[Figure dataset records]
━━━━━━━━━━━━━━━━

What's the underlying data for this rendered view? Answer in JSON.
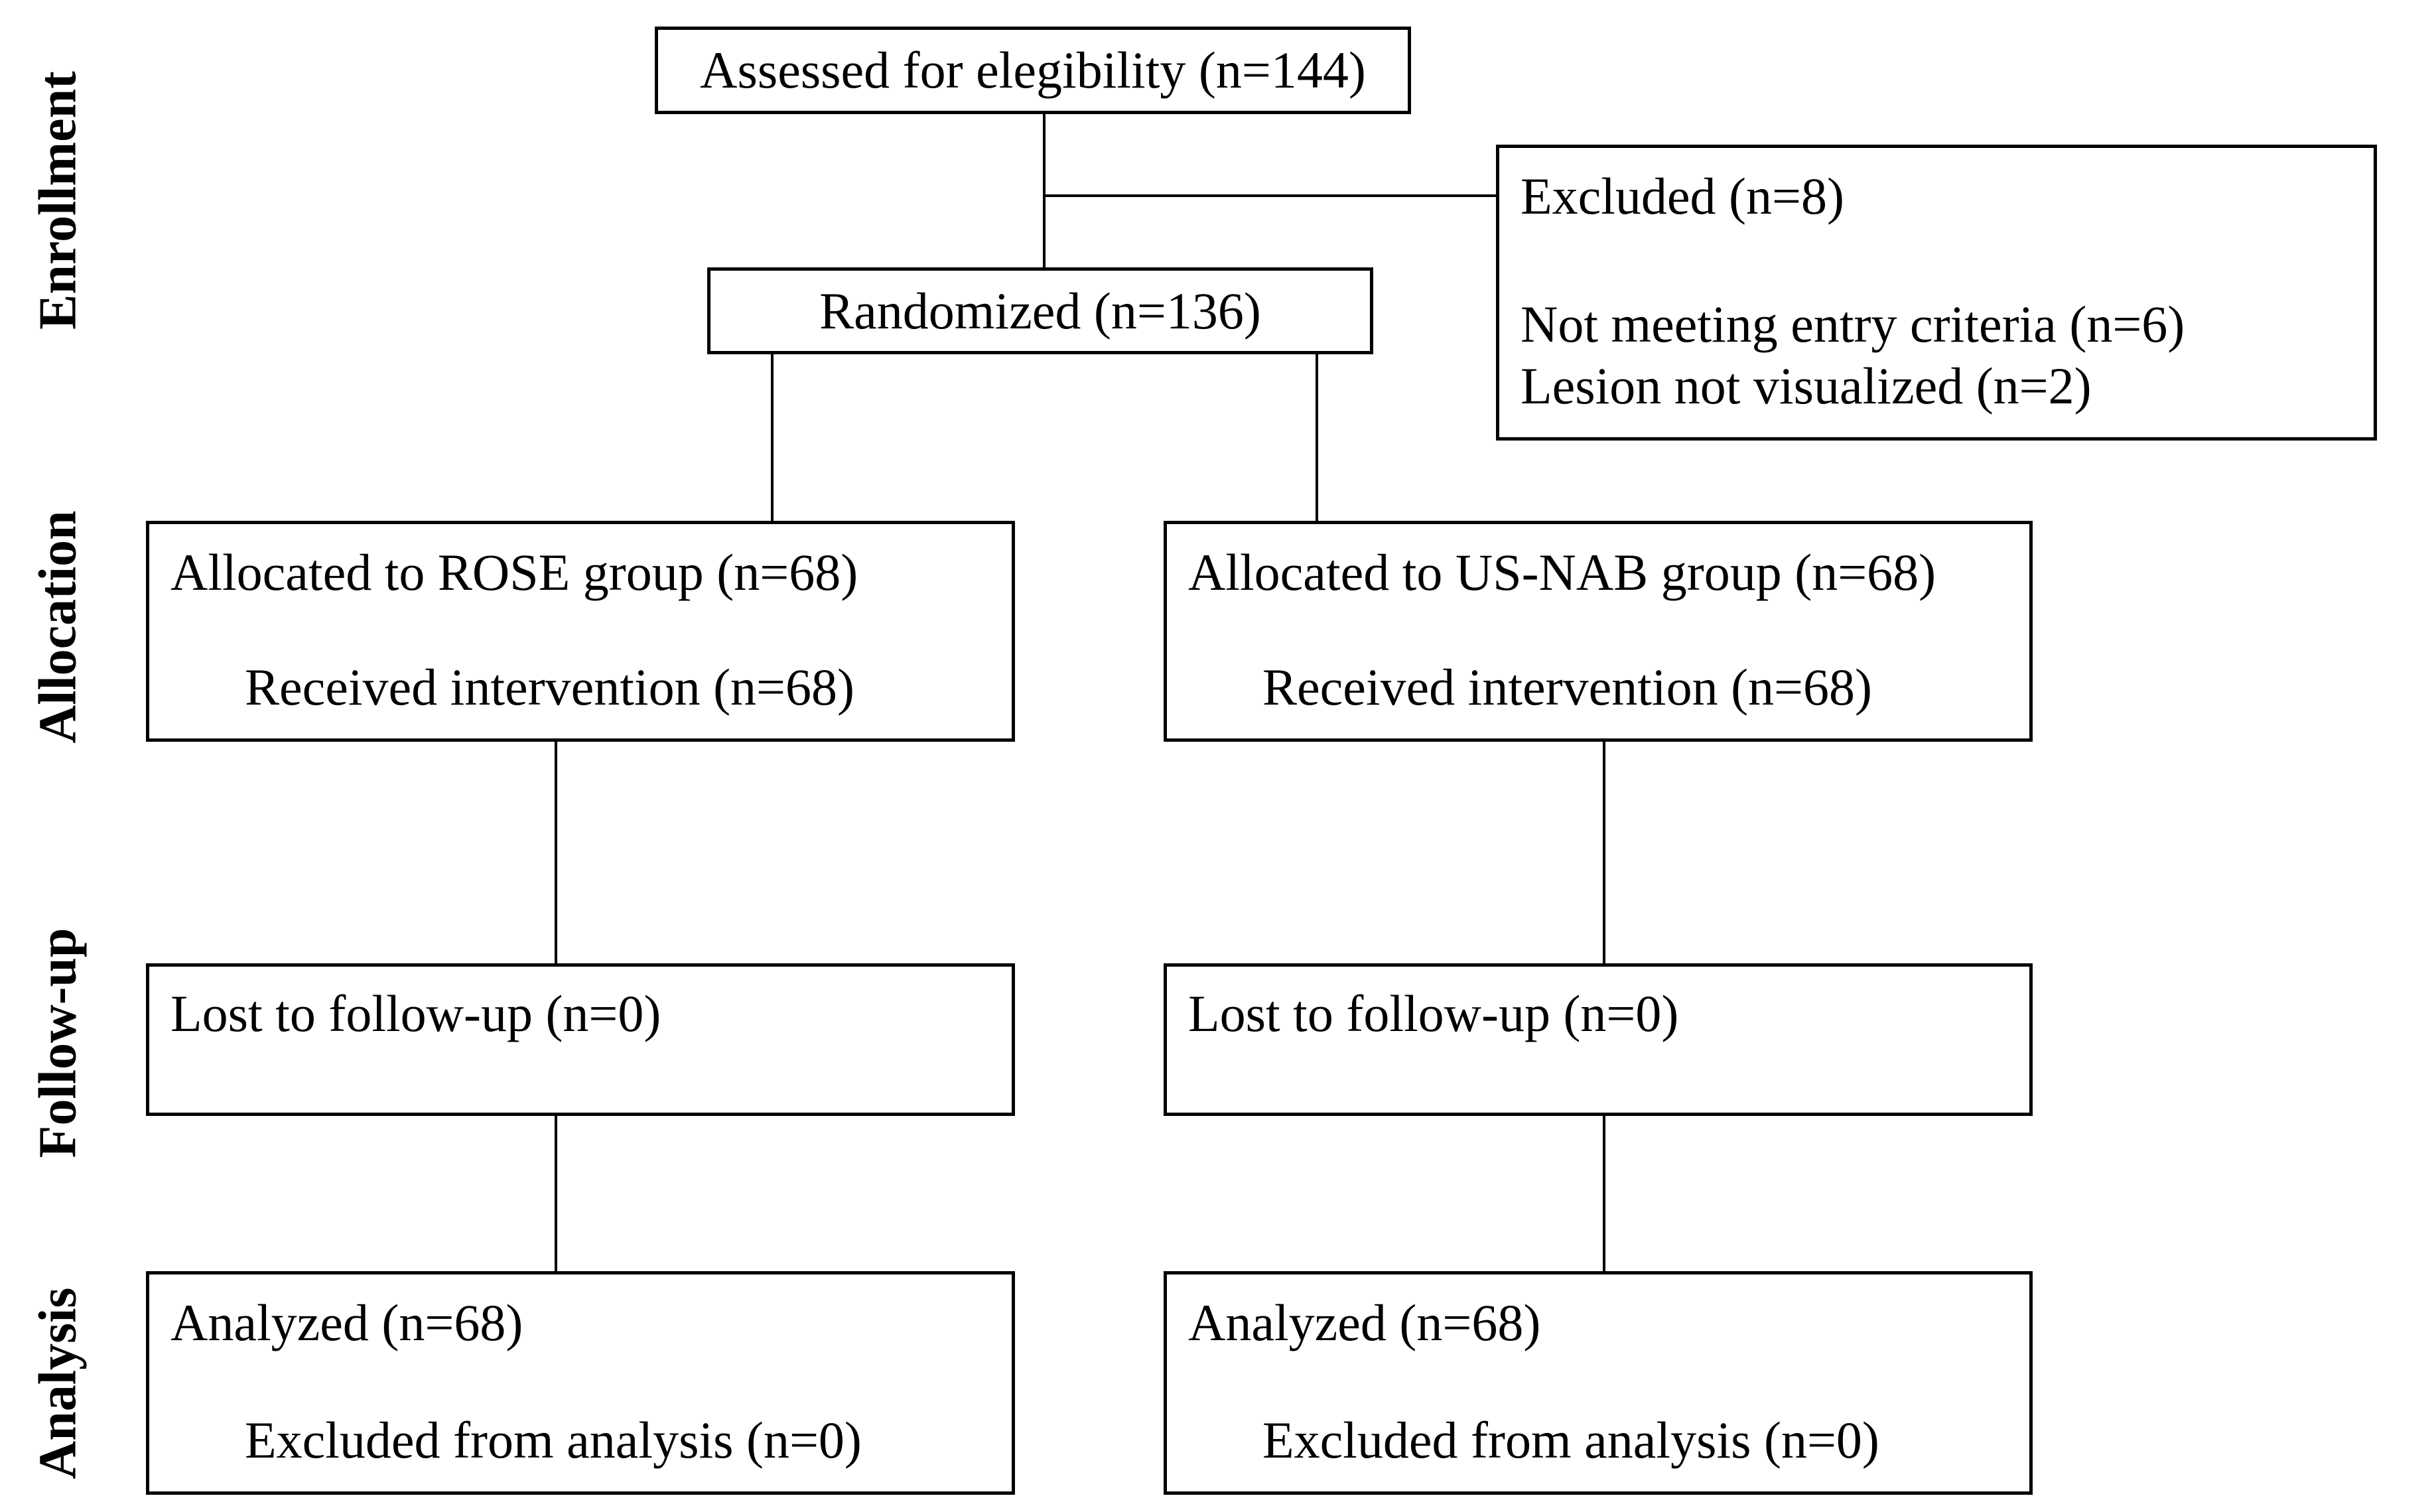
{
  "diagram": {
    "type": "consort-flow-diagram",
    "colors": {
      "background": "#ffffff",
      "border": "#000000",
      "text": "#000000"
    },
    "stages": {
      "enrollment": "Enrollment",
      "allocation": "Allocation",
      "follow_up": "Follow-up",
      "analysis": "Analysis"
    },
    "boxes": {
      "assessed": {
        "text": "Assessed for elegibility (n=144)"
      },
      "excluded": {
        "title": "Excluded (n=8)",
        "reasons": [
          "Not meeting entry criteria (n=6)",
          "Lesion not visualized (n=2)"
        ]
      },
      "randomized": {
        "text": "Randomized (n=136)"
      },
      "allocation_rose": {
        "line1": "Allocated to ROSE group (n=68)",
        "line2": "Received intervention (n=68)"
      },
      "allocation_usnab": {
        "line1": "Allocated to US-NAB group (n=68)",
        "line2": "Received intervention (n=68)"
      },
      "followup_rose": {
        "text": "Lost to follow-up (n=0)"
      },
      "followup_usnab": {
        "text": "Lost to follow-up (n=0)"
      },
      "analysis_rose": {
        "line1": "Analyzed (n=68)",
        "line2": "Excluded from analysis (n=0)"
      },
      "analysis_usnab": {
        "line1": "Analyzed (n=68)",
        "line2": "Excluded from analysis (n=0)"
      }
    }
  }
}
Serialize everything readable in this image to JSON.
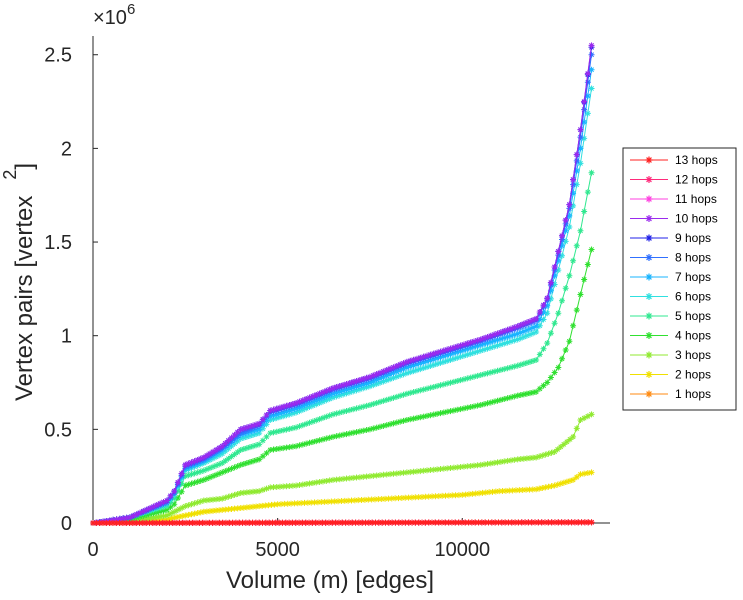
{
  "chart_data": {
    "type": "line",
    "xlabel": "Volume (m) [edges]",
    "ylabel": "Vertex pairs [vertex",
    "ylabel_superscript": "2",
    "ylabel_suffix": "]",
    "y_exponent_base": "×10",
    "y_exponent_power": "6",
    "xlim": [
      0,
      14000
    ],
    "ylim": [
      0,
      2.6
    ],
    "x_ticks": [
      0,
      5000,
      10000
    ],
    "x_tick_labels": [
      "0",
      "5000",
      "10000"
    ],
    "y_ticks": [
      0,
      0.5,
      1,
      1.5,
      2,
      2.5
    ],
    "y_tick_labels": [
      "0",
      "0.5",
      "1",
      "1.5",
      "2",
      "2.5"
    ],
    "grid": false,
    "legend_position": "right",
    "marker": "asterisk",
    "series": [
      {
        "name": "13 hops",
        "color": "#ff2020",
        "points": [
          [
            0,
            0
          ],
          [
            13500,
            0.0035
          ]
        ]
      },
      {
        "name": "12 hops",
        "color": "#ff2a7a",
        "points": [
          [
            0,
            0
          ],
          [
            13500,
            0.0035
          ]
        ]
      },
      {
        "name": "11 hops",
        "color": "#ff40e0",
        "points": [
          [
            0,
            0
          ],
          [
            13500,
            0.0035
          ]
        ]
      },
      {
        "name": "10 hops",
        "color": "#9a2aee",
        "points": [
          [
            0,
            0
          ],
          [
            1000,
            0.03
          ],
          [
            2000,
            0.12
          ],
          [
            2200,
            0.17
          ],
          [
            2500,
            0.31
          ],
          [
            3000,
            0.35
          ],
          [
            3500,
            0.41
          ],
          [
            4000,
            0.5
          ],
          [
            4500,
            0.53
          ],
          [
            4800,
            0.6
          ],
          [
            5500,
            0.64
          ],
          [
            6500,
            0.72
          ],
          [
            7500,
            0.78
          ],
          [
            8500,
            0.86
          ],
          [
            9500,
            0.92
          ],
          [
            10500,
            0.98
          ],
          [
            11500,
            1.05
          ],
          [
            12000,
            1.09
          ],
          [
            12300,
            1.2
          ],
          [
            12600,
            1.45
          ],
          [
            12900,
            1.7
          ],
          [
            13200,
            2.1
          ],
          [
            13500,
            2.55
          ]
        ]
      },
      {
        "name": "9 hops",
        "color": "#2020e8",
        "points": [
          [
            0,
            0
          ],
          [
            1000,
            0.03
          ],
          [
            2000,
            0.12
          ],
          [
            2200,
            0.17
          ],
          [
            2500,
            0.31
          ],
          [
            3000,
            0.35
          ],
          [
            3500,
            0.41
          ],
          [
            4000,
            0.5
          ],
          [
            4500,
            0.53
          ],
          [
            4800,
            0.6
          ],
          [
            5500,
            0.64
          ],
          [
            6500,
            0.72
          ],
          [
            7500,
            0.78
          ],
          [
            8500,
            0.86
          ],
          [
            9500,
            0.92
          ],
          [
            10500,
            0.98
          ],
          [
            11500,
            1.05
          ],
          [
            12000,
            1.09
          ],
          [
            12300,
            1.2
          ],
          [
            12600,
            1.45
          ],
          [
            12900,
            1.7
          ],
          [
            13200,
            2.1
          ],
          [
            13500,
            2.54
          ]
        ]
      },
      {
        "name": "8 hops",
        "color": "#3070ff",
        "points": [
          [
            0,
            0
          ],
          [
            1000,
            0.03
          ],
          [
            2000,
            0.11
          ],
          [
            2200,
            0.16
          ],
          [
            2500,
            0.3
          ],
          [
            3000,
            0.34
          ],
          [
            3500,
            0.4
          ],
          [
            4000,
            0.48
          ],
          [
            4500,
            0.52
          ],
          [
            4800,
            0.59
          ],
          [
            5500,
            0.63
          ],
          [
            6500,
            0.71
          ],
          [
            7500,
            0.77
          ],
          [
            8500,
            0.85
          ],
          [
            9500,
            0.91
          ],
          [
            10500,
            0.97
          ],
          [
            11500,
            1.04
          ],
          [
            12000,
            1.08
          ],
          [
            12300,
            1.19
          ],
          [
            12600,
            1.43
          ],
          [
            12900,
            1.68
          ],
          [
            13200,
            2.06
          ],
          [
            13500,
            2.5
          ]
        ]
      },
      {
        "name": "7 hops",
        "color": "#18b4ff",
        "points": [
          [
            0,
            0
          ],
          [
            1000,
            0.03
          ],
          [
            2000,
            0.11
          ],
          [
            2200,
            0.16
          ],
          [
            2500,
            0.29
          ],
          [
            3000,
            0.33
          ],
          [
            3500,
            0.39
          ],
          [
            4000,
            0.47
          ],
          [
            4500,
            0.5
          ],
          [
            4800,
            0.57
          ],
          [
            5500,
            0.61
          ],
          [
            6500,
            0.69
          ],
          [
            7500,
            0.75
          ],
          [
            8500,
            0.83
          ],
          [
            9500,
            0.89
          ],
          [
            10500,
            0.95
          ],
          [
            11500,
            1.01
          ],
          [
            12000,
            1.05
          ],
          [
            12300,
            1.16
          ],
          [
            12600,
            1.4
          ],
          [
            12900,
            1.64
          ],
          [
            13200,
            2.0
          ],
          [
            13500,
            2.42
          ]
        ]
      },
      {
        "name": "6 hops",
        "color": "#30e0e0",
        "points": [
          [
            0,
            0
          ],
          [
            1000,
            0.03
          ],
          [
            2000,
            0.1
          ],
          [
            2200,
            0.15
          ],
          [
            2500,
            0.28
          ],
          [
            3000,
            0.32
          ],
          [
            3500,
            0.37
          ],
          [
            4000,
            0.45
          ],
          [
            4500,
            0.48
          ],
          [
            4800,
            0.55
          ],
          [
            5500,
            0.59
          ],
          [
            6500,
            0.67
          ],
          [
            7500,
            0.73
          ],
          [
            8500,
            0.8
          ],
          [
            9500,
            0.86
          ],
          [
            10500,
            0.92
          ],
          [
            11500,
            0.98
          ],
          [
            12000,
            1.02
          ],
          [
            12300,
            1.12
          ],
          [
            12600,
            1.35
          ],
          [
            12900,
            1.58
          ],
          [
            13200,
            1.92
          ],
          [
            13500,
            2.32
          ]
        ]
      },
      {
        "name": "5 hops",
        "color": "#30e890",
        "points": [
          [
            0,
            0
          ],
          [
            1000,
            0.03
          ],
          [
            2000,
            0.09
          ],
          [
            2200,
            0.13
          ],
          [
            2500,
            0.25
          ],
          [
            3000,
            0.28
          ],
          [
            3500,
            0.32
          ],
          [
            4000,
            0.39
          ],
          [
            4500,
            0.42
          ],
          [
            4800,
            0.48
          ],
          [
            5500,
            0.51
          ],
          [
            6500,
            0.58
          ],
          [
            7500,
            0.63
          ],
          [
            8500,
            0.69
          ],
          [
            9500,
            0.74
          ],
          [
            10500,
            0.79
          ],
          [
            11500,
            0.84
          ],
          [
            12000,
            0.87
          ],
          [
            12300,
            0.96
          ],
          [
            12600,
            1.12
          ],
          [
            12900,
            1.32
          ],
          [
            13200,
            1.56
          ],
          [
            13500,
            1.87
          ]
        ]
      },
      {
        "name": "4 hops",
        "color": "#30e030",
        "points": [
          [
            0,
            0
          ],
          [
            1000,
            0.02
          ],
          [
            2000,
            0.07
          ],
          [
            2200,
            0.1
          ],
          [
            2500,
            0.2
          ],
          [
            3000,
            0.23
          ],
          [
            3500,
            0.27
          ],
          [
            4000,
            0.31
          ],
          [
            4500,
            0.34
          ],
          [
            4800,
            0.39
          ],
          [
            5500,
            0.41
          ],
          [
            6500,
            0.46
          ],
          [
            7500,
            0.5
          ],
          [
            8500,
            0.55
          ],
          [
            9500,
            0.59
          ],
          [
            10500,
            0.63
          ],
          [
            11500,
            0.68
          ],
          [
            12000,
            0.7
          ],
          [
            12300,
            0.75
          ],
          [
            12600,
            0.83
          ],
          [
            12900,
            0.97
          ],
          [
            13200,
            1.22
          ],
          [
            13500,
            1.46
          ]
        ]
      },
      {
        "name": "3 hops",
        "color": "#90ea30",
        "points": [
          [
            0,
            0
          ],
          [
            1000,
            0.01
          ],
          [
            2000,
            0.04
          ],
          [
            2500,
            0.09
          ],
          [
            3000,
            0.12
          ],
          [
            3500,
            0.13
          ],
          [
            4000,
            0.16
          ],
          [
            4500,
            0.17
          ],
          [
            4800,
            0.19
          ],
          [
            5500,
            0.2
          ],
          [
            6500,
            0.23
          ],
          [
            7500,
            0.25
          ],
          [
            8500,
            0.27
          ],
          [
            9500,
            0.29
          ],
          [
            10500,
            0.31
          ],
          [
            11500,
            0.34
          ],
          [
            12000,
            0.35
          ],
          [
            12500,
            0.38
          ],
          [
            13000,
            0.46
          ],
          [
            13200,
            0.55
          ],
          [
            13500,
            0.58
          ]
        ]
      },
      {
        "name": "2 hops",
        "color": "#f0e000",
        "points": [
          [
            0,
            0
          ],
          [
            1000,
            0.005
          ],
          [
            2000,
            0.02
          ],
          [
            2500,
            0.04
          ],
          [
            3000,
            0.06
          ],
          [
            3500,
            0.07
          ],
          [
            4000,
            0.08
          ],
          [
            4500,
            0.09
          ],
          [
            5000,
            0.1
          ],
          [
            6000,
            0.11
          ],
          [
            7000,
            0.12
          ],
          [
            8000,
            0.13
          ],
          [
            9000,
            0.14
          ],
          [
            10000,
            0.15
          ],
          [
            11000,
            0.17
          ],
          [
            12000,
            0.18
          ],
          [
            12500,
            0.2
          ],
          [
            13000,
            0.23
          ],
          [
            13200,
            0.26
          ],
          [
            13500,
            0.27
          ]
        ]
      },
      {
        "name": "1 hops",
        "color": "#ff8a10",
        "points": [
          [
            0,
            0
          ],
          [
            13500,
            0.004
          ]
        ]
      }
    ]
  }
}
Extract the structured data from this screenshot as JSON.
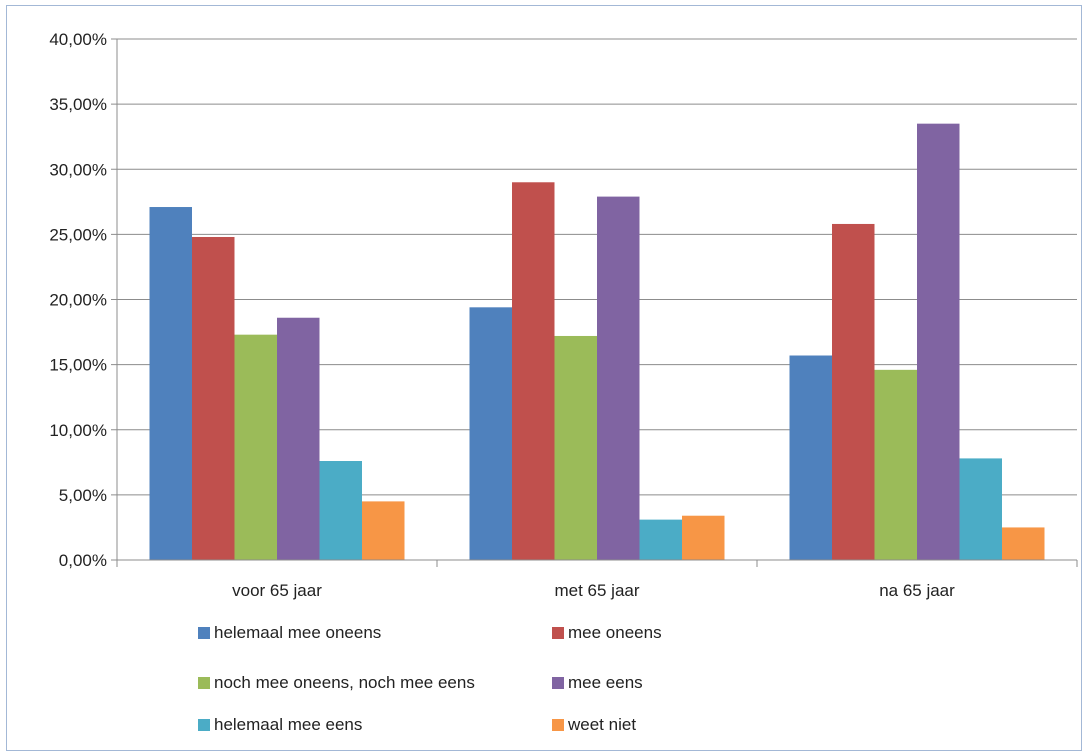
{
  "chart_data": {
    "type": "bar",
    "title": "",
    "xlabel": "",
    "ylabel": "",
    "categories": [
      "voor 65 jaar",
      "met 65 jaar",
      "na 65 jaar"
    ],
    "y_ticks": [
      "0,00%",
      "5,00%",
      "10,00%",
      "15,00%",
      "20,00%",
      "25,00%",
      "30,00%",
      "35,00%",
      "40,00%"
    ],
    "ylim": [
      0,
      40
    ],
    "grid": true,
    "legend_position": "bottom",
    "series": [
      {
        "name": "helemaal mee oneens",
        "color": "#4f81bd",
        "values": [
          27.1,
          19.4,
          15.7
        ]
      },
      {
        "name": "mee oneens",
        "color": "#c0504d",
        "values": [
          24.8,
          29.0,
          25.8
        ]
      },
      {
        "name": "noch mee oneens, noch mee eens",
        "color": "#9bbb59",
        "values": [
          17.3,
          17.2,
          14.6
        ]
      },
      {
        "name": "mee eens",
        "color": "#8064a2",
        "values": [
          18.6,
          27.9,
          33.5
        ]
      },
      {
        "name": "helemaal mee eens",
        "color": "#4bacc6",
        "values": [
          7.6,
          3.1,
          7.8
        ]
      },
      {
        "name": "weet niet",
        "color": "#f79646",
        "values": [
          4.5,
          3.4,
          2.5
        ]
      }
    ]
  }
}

━━━━━━━━━━━━━━━━

== WORK REQUIRED ==
Where a line in the entries holds the word "text", copy that line.

== EXPECTED ANSWER ==
      "text": "#000000"
        "text": "Assessed for elegibility (n=144)"
        "text": "Randomized (n=136)"
        "text": "Lost to follow-up (n=0)"
        "text": "Lost to follow-up (n=0)"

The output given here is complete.